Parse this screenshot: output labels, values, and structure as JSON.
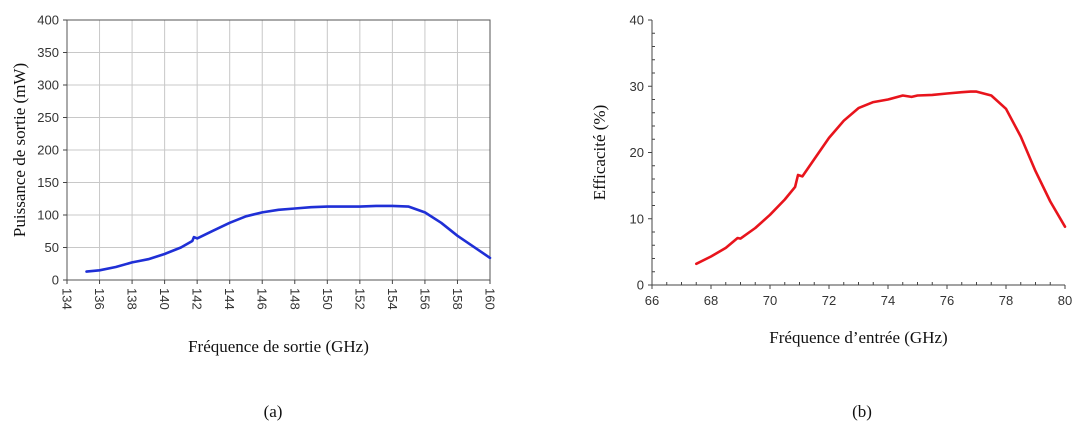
{
  "chart_data": [
    {
      "type": "line",
      "caption": "(a)",
      "xlabel": "Fréquence de sortie (GHz)",
      "ylabel": "Puissance de sortie (mW)",
      "xlim": [
        134,
        160
      ],
      "ylim": [
        0,
        400
      ],
      "xticks": [
        134,
        136,
        138,
        140,
        142,
        144,
        146,
        148,
        150,
        152,
        154,
        156,
        158,
        160
      ],
      "yticks": [
        0,
        50,
        100,
        150,
        200,
        250,
        300,
        350,
        400
      ],
      "grid": true,
      "xtick_rotation": "vertical",
      "color": "#1f2fd6",
      "series": [
        {
          "x": [
            135.2,
            136,
            137,
            138,
            138.4,
            139,
            140,
            141,
            141.7,
            141.8,
            142,
            143,
            144,
            145,
            146,
            147,
            148,
            149,
            150,
            151,
            152,
            153,
            154,
            155,
            156,
            157,
            158,
            159,
            160
          ],
          "y": [
            13,
            15,
            20,
            27,
            29,
            32,
            40,
            50,
            60,
            66,
            64,
            76,
            88,
            98,
            104,
            108,
            110,
            112,
            113,
            113,
            113,
            114,
            114,
            113,
            104,
            88,
            68,
            51,
            34
          ]
        }
      ]
    },
    {
      "type": "line",
      "caption": "(b)",
      "xlabel": "Fréquence d’entrée (GHz)",
      "ylabel": "Efficacité (%)",
      "xlim": [
        66,
        80
      ],
      "ylim": [
        0,
        40
      ],
      "xticks": [
        66,
        68,
        70,
        72,
        74,
        76,
        78,
        80
      ],
      "yticks": [
        0,
        10,
        20,
        30,
        40
      ],
      "grid": false,
      "color": "#e8141c",
      "series": [
        {
          "x": [
            67.5,
            68,
            68.5,
            68.9,
            69,
            69.5,
            70,
            70.5,
            70.85,
            70.95,
            71.1,
            71.5,
            72,
            72.5,
            73,
            73.5,
            74,
            74.5,
            74.8,
            75,
            75.5,
            76,
            76.5,
            76.8,
            77,
            77.5,
            78,
            78.5,
            79,
            79.5,
            80
          ],
          "y": [
            3.2,
            4.3,
            5.6,
            7.1,
            7.0,
            8.6,
            10.6,
            12.9,
            14.8,
            16.6,
            16.4,
            19.0,
            22.2,
            24.8,
            26.7,
            27.6,
            28.0,
            28.6,
            28.4,
            28.6,
            28.7,
            28.9,
            29.1,
            29.2,
            29.2,
            28.6,
            26.6,
            22.4,
            17.2,
            12.6,
            8.8
          ]
        }
      ]
    }
  ]
}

________________

• [Problem details]:
Reproduce each record above by retyping it exactly; omit all images.

• [Full output]:
Parse this screenshot: output labels, values, and structure as JSON.
{
  "chart_data": [
    {
      "type": "line",
      "caption": "(a)",
      "xlabel": "Fréquence de sortie (GHz)",
      "ylabel": "Puissance de sortie (mW)",
      "xlim": [
        134,
        160
      ],
      "ylim": [
        0,
        400
      ],
      "xticks": [
        134,
        136,
        138,
        140,
        142,
        144,
        146,
        148,
        150,
        152,
        154,
        156,
        158,
        160
      ],
      "yticks": [
        0,
        50,
        100,
        150,
        200,
        250,
        300,
        350,
        400
      ],
      "grid": true,
      "xtick_rotation": "vertical",
      "color": "#1f2fd6",
      "series": [
        {
          "x": [
            135.2,
            136,
            137,
            138,
            138.4,
            139,
            140,
            141,
            141.7,
            141.8,
            142,
            143,
            144,
            145,
            146,
            147,
            148,
            149,
            150,
            151,
            152,
            153,
            154,
            155,
            156,
            157,
            158,
            159,
            160
          ],
          "y": [
            13,
            15,
            20,
            27,
            29,
            32,
            40,
            50,
            60,
            66,
            64,
            76,
            88,
            98,
            104,
            108,
            110,
            112,
            113,
            113,
            113,
            114,
            114,
            113,
            104,
            88,
            68,
            51,
            34
          ]
        }
      ]
    },
    {
      "type": "line",
      "caption": "(b)",
      "xlabel": "Fréquence d’entrée (GHz)",
      "ylabel": "Efficacité (%)",
      "xlim": [
        66,
        80
      ],
      "ylim": [
        0,
        40
      ],
      "xticks": [
        66,
        68,
        70,
        72,
        74,
        76,
        78,
        80
      ],
      "yticks": [
        0,
        10,
        20,
        30,
        40
      ],
      "grid": false,
      "color": "#e8141c",
      "series": [
        {
          "x": [
            67.5,
            68,
            68.5,
            68.9,
            69,
            69.5,
            70,
            70.5,
            70.85,
            70.95,
            71.1,
            71.5,
            72,
            72.5,
            73,
            73.5,
            74,
            74.5,
            74.8,
            75,
            75.5,
            76,
            76.5,
            76.8,
            77,
            77.5,
            78,
            78.5,
            79,
            79.5,
            80
          ],
          "y": [
            3.2,
            4.3,
            5.6,
            7.1,
            7.0,
            8.6,
            10.6,
            12.9,
            14.8,
            16.6,
            16.4,
            19.0,
            22.2,
            24.8,
            26.7,
            27.6,
            28.0,
            28.6,
            28.4,
            28.6,
            28.7,
            28.9,
            29.1,
            29.2,
            29.2,
            28.6,
            26.6,
            22.4,
            17.2,
            12.6,
            8.8
          ]
        }
      ]
    }
  ]
}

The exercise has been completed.